===== SUPPLIED MATERIAL =====

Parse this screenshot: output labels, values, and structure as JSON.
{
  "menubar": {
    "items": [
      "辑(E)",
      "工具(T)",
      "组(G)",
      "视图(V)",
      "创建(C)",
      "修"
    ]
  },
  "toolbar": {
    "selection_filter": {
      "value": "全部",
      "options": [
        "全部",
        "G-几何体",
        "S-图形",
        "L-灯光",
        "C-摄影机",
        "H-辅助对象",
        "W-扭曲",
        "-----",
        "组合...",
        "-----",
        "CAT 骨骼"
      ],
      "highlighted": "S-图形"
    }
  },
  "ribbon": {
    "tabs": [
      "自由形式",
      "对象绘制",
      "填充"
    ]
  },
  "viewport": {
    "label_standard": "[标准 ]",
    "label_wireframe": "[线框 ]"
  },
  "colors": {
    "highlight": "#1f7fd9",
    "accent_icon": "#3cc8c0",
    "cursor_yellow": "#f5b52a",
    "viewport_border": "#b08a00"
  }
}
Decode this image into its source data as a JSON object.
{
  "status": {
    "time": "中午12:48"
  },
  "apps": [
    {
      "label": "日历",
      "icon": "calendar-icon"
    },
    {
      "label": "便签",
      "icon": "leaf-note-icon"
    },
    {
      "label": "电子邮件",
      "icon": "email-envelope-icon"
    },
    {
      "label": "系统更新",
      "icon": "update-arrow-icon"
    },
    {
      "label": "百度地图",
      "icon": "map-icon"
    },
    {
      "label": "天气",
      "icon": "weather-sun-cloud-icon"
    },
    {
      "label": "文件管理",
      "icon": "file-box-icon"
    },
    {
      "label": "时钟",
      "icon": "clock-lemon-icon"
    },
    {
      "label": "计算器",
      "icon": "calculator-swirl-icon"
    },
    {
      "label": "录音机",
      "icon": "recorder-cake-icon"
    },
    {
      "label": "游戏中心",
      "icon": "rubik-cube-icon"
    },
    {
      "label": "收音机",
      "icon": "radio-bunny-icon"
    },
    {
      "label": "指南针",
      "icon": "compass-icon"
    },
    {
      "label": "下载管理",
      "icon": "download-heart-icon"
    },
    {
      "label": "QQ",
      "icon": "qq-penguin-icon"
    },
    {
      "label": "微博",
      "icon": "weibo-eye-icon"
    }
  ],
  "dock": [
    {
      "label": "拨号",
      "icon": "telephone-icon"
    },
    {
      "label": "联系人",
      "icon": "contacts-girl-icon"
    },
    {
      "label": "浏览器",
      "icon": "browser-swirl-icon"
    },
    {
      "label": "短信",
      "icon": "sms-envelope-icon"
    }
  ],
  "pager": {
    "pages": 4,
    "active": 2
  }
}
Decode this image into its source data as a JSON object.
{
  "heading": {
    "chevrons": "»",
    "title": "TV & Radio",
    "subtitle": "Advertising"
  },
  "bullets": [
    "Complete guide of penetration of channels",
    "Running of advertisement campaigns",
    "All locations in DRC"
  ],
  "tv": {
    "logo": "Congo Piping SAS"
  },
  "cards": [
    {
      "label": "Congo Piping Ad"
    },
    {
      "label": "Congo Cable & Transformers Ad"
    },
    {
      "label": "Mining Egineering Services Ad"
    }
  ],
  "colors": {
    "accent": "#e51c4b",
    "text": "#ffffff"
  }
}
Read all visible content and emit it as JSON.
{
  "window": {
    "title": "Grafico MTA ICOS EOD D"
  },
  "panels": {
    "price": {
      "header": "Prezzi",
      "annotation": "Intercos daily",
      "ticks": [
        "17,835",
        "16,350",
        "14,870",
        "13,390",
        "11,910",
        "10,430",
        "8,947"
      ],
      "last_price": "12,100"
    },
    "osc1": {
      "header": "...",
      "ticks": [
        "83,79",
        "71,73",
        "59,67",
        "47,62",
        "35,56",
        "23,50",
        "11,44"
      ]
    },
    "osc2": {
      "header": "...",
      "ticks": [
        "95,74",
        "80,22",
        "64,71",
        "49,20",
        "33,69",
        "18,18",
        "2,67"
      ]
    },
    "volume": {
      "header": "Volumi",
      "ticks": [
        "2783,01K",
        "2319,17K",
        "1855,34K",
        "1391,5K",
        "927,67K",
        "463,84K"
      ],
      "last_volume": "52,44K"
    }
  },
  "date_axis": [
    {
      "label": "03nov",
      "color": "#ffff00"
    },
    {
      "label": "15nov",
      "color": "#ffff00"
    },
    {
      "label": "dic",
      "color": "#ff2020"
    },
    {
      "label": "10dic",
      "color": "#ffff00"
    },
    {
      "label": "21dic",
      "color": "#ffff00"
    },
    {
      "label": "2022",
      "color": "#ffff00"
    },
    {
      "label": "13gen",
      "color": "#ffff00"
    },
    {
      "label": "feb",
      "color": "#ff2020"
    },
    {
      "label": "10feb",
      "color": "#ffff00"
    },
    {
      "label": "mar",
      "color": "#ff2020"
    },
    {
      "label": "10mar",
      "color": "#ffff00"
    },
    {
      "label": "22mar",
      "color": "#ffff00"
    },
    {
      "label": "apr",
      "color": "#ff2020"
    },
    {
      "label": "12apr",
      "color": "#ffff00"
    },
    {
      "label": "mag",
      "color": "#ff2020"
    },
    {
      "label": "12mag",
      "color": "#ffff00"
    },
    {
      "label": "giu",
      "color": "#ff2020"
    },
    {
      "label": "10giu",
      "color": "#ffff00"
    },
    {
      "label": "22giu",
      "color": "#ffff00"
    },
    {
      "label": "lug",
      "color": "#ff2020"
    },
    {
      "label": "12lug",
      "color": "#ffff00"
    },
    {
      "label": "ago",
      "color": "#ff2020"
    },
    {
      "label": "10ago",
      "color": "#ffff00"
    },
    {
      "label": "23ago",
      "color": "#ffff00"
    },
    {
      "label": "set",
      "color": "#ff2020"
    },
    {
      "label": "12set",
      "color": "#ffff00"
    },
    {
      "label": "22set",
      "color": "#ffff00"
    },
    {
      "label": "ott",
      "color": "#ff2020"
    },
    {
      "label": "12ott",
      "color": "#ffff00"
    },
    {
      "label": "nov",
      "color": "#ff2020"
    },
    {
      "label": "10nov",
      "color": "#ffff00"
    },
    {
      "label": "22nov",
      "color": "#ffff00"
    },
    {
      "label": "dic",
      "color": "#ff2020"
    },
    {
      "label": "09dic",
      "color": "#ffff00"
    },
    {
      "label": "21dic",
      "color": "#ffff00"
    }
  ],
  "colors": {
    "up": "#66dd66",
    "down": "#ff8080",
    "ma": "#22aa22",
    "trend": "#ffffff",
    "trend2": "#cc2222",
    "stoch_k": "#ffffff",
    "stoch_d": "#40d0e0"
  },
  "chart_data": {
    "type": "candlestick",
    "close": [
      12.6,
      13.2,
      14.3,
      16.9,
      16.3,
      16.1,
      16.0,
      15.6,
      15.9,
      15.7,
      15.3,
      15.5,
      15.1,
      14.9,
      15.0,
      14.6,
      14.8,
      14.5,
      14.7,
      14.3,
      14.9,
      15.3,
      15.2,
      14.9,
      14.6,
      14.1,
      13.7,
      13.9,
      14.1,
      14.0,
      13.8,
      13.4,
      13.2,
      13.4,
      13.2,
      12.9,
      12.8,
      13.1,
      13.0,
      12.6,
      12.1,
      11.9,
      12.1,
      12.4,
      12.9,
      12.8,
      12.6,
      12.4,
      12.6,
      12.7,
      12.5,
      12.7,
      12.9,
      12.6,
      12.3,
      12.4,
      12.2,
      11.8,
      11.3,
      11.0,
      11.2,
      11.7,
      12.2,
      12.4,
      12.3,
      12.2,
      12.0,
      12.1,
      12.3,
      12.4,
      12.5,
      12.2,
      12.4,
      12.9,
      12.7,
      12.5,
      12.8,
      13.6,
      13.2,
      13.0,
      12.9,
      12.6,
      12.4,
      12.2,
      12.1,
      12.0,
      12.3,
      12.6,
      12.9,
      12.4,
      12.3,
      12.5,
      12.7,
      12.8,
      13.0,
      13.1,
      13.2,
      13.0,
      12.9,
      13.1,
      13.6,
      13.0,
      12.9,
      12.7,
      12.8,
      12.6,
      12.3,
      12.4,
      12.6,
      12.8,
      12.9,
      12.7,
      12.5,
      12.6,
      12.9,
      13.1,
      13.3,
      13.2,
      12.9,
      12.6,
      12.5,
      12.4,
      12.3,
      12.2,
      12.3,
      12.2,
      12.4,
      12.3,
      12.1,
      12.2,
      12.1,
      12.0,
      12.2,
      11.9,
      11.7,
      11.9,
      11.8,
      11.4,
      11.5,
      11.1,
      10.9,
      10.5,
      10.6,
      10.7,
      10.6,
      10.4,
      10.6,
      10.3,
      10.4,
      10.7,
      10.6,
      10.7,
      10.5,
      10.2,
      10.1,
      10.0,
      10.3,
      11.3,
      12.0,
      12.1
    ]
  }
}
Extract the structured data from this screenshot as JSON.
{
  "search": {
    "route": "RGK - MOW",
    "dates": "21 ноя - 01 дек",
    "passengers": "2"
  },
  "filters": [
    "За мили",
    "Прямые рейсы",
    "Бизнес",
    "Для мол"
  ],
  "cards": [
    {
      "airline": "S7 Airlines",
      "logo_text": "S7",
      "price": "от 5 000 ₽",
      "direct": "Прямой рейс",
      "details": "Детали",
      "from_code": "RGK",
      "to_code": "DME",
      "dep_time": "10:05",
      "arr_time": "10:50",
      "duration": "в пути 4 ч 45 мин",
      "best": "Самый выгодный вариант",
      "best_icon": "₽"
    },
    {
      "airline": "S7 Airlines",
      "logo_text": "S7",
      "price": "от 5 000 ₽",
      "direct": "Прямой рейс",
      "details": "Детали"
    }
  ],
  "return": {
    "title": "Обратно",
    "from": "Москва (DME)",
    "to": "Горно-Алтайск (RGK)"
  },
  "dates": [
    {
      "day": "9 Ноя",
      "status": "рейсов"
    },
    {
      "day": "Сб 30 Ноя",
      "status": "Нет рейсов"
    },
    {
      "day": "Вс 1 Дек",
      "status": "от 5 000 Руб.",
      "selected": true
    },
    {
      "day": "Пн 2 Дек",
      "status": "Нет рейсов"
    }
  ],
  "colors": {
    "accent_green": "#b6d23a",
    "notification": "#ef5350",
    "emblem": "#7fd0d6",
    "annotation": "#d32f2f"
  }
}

=====

REQUIREMENT: Return the number of lines that include the word "Piping", and nothing else.

TASK ANSWER: 2